_RECORDS PROVIDED:_
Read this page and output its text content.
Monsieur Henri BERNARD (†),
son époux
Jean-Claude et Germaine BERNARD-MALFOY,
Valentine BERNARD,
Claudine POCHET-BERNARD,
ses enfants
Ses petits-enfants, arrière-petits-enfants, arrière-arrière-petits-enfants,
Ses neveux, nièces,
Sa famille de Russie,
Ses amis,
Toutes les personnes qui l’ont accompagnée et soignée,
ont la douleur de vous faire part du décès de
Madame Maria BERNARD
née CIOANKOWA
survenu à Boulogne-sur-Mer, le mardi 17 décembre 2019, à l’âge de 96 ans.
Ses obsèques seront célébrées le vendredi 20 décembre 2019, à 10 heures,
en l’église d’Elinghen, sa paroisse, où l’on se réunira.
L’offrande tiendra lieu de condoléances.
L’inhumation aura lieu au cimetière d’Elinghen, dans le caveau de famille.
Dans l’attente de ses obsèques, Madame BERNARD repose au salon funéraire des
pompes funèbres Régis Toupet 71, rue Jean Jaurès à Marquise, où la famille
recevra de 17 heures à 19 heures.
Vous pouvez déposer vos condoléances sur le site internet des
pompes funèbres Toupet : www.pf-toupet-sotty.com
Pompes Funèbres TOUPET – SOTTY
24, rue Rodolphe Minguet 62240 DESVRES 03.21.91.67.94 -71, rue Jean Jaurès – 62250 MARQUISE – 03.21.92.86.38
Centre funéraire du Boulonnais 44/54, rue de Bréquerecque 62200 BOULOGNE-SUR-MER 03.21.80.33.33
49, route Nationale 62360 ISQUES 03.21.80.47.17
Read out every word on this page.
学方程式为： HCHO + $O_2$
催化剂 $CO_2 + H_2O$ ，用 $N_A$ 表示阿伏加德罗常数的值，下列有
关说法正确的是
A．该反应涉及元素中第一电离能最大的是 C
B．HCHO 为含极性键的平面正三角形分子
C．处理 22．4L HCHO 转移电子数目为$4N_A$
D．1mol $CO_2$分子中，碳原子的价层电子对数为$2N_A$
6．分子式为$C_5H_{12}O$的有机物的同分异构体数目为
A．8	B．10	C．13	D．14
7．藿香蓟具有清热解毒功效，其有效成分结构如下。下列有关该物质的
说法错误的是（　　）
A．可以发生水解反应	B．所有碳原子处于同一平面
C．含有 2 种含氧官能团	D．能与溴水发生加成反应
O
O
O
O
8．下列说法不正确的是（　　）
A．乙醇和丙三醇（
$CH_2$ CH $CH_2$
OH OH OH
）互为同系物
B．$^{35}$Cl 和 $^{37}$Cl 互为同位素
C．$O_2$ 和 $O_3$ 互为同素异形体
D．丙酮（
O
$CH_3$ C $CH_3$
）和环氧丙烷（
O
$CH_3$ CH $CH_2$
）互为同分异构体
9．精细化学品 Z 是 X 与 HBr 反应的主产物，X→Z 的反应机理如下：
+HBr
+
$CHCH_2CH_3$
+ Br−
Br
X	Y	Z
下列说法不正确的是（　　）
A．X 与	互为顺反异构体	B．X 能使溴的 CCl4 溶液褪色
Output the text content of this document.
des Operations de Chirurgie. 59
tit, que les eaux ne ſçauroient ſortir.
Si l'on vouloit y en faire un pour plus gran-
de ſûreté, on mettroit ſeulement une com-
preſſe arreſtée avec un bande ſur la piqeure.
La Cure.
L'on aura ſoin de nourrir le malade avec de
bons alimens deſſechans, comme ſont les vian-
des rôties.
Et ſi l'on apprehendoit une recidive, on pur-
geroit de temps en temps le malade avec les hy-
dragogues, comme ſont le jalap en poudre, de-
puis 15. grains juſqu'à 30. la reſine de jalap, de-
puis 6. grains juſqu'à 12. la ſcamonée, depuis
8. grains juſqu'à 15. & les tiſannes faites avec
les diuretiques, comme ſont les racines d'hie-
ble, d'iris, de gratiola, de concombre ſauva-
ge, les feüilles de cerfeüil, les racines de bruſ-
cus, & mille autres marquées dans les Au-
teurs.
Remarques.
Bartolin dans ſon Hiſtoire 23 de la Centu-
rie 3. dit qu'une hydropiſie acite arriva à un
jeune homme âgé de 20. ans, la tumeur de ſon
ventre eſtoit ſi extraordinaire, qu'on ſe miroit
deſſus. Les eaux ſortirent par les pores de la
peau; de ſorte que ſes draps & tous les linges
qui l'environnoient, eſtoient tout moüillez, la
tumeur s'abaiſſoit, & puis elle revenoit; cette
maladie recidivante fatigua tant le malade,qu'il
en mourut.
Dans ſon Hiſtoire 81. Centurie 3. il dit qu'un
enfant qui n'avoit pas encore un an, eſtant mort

_EXERCISE:_
Gather each line of the records holding the string "Jaurès".

_EXERCISE RESULT:_
pompes funèbres Régis Toupet 71, rue Jean Jaurès à Marquise, où la famille
24, rue Rodolphe Minguet 62240 DESVRES 03.21.91.67.94 -71, rue Jean Jaurès – 62250 MARQUISE – 03.21.92.86.38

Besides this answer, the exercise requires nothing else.